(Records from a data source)
(begin)

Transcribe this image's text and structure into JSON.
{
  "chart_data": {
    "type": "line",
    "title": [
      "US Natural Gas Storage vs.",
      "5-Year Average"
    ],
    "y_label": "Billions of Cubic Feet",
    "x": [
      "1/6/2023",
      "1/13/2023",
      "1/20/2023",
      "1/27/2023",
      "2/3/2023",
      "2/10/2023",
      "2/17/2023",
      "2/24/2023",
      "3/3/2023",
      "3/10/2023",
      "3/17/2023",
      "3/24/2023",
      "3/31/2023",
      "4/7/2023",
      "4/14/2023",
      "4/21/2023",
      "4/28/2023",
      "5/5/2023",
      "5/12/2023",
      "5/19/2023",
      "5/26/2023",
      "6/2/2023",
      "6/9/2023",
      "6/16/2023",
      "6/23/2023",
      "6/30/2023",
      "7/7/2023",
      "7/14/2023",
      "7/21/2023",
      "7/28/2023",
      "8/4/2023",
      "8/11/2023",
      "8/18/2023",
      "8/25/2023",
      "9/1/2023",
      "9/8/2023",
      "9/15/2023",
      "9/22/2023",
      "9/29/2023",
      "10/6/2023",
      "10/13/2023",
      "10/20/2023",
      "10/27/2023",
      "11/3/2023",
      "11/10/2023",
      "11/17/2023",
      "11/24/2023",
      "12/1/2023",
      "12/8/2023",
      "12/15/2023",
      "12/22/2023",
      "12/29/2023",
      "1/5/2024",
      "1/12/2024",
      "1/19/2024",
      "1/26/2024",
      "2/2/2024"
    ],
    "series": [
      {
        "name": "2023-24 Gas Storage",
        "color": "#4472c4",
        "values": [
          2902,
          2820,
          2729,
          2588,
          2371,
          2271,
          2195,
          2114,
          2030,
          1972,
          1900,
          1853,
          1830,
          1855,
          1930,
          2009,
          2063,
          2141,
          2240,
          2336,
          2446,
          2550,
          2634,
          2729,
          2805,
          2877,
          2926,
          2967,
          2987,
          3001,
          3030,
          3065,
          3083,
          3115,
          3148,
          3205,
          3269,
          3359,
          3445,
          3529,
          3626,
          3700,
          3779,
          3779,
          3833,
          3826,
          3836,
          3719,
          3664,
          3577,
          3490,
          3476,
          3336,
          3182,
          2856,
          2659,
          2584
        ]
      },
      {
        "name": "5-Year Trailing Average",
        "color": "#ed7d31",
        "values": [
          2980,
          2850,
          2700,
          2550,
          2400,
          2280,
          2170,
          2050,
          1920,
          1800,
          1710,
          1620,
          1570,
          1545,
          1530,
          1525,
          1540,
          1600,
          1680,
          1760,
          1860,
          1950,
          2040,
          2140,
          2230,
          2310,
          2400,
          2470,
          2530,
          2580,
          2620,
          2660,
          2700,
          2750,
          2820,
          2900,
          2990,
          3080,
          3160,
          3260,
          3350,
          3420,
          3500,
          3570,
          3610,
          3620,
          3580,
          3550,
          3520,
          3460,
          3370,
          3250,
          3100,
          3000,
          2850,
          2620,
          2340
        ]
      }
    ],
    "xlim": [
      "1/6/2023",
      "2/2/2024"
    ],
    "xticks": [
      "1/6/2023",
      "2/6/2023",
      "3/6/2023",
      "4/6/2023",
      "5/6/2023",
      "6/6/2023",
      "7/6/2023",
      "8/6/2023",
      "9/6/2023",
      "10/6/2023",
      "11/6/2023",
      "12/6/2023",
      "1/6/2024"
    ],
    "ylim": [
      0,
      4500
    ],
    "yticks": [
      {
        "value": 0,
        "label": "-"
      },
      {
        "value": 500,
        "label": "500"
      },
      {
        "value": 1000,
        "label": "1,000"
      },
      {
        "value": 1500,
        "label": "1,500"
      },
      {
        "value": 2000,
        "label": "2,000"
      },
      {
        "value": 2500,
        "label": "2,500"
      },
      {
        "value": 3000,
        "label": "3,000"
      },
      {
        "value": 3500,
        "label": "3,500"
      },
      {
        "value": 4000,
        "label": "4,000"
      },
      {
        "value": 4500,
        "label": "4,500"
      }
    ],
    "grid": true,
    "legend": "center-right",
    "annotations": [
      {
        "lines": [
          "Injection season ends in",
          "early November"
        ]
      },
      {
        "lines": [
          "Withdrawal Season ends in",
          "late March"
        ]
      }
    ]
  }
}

(end)

## [Requirements]
Identify and copy the lines holding the word "Storage".

## [Written solution]
      "US Natural Gas Storage vs.",
        "name": "2023-24 Gas Storage",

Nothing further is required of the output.